**WHAT YOU WILL DO:** Can you copy, word for word, every line from the very first one down through the line containing "text-line: 一直以来我们都认为某某这样一个成立时间不长，却能稳步前进 —", with both of those included?

----- GIVEN INFORMATION -----

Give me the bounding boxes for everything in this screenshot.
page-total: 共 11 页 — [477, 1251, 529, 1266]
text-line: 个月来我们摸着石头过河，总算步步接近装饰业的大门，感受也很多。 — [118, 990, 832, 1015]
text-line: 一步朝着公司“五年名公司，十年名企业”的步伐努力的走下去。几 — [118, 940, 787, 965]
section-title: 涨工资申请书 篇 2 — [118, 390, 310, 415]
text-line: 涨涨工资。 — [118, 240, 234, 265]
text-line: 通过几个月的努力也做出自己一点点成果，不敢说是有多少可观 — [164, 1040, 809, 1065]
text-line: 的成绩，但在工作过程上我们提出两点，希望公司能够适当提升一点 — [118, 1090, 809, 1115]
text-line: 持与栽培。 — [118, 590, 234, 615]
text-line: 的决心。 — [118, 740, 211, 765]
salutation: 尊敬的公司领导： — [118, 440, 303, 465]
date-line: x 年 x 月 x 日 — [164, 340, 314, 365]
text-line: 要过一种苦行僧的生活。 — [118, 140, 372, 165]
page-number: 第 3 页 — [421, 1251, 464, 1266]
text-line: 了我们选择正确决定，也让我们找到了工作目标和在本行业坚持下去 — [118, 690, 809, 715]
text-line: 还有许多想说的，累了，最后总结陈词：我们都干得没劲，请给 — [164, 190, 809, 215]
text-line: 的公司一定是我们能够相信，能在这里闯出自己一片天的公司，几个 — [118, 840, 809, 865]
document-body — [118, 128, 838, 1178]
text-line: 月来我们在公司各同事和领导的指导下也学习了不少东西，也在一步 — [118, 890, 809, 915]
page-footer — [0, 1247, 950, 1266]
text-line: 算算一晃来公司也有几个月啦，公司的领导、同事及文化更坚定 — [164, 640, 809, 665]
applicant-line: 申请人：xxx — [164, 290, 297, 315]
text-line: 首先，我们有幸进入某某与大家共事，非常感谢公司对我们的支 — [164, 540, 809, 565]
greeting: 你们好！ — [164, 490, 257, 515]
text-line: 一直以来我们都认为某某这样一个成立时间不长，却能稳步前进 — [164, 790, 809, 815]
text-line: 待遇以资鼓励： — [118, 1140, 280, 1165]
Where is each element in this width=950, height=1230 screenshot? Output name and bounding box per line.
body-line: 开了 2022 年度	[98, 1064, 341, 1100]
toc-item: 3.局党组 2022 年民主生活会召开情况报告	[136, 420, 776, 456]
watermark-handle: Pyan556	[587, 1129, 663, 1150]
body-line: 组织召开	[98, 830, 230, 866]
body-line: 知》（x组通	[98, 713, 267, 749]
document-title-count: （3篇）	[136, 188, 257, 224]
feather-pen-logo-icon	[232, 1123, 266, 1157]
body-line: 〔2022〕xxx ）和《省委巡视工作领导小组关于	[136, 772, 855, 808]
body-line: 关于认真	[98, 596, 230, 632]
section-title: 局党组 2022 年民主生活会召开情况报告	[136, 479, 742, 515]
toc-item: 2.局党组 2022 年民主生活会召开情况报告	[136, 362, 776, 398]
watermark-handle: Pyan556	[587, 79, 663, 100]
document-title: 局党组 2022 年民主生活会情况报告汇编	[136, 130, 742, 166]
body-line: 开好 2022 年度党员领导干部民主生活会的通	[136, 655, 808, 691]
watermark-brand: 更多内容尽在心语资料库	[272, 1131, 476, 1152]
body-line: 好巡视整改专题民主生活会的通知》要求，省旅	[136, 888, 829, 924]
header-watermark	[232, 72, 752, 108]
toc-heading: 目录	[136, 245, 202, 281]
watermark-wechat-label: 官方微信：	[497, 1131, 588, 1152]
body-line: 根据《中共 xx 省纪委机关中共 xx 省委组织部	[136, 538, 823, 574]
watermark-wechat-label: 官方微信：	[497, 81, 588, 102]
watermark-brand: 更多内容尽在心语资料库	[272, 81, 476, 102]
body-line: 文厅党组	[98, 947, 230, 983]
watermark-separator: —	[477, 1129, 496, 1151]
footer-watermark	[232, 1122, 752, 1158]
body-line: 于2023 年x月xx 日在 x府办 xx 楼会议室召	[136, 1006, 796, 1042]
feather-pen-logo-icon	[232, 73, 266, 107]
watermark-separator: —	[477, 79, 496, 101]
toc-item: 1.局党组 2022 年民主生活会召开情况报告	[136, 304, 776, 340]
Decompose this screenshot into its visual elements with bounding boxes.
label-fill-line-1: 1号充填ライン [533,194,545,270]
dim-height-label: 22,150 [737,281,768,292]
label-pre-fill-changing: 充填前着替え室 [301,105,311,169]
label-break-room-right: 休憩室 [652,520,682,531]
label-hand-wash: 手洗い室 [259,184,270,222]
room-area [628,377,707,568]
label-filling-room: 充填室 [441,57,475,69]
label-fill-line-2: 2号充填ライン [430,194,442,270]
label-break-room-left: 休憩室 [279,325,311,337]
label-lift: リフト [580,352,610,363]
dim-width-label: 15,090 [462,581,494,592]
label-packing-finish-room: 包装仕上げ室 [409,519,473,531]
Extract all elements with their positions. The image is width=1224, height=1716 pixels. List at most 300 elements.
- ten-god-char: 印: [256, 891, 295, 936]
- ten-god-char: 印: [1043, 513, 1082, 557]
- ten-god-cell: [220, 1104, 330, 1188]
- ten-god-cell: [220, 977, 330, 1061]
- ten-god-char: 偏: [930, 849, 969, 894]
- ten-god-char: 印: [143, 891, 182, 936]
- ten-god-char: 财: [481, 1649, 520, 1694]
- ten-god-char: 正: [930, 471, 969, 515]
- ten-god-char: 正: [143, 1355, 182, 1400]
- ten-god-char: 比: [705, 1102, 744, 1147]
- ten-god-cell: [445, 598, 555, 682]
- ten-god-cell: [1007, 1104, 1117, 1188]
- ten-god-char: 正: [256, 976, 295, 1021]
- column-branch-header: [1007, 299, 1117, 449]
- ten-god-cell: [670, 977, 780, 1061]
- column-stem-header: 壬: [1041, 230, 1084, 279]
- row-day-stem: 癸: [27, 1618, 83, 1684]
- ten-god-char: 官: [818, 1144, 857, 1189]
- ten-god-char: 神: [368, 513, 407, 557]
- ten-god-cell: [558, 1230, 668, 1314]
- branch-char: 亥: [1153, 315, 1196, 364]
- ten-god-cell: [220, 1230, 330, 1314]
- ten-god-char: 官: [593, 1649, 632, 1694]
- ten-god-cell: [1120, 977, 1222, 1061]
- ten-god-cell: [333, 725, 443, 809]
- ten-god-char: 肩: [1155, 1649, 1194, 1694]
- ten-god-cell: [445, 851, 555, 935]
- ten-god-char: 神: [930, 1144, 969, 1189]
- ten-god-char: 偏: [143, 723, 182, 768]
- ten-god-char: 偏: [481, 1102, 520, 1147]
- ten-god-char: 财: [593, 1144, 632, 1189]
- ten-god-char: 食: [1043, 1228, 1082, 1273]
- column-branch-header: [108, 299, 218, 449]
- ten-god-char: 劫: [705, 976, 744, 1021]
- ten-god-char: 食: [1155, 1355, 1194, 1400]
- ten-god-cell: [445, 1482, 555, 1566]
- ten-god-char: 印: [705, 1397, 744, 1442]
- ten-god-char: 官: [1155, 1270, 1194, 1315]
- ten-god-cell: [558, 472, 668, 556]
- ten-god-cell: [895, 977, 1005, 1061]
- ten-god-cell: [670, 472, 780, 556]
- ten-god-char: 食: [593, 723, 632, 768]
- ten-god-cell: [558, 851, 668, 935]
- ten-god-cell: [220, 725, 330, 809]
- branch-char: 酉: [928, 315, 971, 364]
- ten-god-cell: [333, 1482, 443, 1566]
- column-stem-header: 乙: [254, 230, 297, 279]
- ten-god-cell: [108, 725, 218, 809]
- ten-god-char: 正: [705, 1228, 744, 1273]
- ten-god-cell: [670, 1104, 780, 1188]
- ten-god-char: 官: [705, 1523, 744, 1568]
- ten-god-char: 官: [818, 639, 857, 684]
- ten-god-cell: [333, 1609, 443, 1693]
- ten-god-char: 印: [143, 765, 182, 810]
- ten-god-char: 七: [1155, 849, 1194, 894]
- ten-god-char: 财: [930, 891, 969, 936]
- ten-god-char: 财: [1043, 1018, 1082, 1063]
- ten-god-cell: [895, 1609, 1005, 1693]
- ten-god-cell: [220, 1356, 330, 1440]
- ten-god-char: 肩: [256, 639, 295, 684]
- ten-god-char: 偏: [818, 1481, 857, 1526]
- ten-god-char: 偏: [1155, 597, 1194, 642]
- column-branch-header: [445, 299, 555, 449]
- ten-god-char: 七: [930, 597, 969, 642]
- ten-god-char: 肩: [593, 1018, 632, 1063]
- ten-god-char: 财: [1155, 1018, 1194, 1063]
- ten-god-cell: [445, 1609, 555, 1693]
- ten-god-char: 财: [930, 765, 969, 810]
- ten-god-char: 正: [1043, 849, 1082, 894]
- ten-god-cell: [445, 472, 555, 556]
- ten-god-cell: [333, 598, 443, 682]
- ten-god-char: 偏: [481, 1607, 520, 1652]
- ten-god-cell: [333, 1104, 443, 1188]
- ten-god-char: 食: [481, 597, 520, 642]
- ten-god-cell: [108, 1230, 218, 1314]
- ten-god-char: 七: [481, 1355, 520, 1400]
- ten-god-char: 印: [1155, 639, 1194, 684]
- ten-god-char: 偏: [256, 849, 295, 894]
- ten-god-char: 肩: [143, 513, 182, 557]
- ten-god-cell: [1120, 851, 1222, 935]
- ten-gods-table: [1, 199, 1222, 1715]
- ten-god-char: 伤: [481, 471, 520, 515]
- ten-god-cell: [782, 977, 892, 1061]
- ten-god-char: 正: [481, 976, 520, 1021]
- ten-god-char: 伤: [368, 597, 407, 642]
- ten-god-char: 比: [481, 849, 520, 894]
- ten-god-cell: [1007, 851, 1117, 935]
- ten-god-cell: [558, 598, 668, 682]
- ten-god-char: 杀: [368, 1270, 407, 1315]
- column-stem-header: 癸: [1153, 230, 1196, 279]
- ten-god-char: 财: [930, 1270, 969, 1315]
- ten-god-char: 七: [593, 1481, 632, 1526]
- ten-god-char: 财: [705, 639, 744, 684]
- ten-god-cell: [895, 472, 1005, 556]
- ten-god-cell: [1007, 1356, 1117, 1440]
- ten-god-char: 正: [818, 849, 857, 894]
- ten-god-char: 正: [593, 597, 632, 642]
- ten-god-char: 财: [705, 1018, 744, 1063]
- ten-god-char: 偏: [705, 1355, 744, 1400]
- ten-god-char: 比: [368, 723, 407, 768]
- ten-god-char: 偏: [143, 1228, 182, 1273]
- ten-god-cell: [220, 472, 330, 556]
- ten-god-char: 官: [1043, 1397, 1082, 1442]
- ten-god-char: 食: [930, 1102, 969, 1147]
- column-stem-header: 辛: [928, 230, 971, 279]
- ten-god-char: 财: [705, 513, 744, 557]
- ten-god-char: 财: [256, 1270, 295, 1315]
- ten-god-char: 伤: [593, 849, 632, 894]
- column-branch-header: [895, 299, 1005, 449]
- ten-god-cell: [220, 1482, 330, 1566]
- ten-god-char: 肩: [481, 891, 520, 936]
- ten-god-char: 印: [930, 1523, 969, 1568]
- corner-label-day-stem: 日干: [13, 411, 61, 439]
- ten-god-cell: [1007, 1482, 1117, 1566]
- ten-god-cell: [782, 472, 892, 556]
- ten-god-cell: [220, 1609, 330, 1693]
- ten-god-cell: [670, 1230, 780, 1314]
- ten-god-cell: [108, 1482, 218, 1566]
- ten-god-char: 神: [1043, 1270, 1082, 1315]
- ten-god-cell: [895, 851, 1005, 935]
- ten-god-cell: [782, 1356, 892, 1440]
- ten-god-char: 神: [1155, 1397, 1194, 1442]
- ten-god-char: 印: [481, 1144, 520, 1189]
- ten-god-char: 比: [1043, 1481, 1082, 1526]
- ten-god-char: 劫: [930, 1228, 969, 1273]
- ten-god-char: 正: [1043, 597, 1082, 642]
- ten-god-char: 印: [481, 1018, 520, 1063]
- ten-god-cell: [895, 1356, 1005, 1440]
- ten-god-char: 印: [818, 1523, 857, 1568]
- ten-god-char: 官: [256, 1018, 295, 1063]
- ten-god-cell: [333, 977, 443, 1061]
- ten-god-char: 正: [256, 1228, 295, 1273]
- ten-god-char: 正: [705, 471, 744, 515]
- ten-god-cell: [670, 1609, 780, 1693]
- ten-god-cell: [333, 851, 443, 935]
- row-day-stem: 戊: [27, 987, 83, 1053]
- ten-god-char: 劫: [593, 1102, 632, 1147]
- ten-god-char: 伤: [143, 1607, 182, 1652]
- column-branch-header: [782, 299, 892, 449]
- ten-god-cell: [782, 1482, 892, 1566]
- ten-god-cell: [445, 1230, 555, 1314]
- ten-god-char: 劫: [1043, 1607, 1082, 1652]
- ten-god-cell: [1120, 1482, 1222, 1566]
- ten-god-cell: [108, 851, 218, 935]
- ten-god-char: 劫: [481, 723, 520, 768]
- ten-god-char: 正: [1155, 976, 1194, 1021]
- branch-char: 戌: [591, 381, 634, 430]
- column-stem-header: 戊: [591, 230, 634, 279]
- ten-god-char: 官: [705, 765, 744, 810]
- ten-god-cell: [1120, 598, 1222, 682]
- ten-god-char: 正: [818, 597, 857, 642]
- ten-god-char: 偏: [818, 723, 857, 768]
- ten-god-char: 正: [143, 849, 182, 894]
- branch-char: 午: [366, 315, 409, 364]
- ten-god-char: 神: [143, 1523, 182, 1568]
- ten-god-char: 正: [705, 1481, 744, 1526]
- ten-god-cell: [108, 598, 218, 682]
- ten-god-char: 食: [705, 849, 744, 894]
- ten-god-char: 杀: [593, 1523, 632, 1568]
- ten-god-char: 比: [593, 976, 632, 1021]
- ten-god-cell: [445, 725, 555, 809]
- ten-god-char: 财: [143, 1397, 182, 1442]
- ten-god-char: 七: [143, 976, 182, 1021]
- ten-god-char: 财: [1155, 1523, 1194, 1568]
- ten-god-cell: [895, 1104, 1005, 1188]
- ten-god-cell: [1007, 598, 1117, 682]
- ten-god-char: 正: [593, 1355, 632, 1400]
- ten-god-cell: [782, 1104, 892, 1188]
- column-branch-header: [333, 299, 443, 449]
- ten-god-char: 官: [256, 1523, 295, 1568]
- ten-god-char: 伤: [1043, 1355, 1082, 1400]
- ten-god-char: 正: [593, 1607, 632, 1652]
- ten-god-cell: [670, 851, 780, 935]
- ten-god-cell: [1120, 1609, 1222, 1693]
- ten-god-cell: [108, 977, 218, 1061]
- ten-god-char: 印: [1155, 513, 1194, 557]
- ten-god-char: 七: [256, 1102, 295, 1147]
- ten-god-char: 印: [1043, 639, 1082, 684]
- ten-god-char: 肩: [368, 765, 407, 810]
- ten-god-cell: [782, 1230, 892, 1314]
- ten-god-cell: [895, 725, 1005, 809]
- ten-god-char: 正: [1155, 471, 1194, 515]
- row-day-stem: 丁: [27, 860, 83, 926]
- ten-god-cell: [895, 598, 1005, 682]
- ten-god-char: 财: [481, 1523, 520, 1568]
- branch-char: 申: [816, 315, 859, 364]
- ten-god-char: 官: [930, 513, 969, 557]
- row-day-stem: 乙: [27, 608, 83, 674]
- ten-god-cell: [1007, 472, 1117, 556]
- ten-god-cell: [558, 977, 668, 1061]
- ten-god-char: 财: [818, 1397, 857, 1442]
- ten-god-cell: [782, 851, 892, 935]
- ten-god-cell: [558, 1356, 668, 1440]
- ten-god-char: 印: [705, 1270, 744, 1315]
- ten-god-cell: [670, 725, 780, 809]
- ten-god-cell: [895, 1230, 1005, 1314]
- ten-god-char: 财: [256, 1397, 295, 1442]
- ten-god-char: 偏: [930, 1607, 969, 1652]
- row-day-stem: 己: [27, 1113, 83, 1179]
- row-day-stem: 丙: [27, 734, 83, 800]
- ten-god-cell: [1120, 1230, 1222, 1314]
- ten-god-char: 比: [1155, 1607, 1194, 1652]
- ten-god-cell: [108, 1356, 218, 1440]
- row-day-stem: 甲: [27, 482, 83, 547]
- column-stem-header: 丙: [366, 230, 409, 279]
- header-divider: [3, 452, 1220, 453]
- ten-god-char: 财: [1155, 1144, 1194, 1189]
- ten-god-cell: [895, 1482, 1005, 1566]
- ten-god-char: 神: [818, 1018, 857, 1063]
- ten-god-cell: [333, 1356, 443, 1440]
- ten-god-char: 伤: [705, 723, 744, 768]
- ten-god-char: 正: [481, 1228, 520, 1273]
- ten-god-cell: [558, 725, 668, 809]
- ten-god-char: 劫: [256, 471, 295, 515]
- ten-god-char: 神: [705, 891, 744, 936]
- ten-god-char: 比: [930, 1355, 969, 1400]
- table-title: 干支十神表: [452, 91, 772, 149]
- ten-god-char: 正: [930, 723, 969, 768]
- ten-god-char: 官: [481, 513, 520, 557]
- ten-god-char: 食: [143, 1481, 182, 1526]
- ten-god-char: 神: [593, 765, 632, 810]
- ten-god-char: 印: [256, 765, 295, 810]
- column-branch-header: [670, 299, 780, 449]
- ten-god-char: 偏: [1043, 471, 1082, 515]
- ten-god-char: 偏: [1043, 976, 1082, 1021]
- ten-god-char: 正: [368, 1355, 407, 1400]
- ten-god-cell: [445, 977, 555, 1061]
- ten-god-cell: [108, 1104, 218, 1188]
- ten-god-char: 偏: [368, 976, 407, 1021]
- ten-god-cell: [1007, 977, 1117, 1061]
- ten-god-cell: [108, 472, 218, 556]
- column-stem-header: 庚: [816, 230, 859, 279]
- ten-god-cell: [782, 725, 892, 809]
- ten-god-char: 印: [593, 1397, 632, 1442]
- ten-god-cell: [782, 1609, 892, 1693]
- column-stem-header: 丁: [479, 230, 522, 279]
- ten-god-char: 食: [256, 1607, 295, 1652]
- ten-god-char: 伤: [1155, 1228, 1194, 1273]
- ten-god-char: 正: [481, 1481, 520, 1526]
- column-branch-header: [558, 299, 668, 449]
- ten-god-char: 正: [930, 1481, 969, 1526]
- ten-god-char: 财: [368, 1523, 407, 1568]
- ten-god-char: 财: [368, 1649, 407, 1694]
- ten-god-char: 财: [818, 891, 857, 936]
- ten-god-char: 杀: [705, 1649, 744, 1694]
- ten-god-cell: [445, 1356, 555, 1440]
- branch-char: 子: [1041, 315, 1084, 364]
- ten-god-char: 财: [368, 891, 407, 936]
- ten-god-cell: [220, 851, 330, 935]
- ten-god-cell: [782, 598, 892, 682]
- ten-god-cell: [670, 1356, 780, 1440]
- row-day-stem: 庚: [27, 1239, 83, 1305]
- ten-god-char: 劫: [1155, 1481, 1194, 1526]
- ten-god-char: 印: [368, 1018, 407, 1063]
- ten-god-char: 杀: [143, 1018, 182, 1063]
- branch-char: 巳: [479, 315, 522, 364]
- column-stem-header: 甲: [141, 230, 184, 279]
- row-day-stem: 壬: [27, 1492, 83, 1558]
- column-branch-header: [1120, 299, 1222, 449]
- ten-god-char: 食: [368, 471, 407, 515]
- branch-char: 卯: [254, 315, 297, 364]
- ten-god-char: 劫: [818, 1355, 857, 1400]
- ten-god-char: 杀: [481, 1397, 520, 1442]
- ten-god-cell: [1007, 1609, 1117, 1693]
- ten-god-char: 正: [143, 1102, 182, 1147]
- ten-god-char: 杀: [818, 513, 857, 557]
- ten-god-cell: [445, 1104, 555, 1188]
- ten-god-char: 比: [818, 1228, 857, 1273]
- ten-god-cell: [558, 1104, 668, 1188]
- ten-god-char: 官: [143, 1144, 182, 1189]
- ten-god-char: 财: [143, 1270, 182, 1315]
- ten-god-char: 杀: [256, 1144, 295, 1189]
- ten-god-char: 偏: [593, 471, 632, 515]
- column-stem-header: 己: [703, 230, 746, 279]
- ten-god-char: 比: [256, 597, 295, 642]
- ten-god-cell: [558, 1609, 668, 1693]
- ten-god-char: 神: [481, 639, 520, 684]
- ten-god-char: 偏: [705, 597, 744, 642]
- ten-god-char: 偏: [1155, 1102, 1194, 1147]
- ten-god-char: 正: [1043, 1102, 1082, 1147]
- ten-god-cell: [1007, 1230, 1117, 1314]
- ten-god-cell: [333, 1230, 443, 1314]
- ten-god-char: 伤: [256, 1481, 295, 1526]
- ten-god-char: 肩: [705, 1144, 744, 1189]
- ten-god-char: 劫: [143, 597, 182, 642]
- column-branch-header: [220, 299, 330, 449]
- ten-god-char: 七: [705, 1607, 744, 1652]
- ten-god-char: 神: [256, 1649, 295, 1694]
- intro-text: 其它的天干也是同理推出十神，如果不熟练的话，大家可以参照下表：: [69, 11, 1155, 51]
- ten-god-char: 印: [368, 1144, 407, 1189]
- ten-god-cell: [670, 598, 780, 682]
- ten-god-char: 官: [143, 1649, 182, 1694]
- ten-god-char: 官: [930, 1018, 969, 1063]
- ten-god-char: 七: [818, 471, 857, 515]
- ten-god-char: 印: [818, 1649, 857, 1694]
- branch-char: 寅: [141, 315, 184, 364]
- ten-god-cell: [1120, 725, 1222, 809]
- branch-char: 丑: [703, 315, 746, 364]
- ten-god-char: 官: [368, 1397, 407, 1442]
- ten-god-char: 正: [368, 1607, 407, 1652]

-----

**EXERCISE OUTPUT:**
Give me the bounding boxes for everything in this screenshot.
page-total: 共 11 页 — [477, 1251, 529, 1266]
text-line: 个月来我们摸着石头过河，总算步步接近装饰业的大门，感受也很多。 — [118, 990, 832, 1015]
text-line: 一步朝着公司“五年名公司，十年名企业”的步伐努力的走下去。几 — [118, 940, 787, 965]
section-title: 涨工资申请书 篇 2 — [118, 390, 310, 415]
text-line: 涨涨工资。 — [118, 240, 234, 265]
text-line: 通过几个月的努力也做出自己一点点成果，不敢说是有多少可观 — [164, 1040, 809, 1065]
text-line: 的成绩，但在工作过程上我们提出两点，希望公司能够适当提升一点 — [118, 1090, 809, 1115]
text-line: 持与栽培。 — [118, 590, 234, 615]
text-line: 的决心。 — [118, 740, 211, 765]
salutation: 尊敬的公司领导： — [118, 440, 303, 465]
date-line: x 年 x 月 x 日 — [164, 340, 314, 365]
text-line: 要过一种苦行僧的生活。 — [118, 140, 372, 165]
page-number: 第 3 页 — [421, 1251, 464, 1266]
text-line: 了我们选择正确决定，也让我们找到了工作目标和在本行业坚持下去 — [118, 690, 809, 715]
text-line: 还有许多想说的，累了，最后总结陈词：我们都干得没劲，请给 — [164, 190, 809, 215]
text-line: 的公司一定是我们能够相信，能在这里闯出自己一片天的公司，几个 — [118, 840, 809, 865]
document-body — [118, 128, 838, 1178]
text-line: 月来我们在公司各同事和领导的指导下也学习了不少东西，也在一步 — [118, 890, 809, 915]
page-footer — [0, 1247, 950, 1266]
text-line: 算算一晃来公司也有几个月啦，公司的领导、同事及文化更坚定 — [164, 640, 809, 665]
applicant-line: 申请人：xxx — [164, 290, 297, 315]
text-line: 首先，我们有幸进入某某与大家共事，非常感谢公司对我们的支 — [164, 540, 809, 565]
greeting: 你们好！ — [164, 490, 257, 515]
text-line: 一直以来我们都认为某某这样一个成立时间不长，却能稳步前进 — [164, 790, 809, 815]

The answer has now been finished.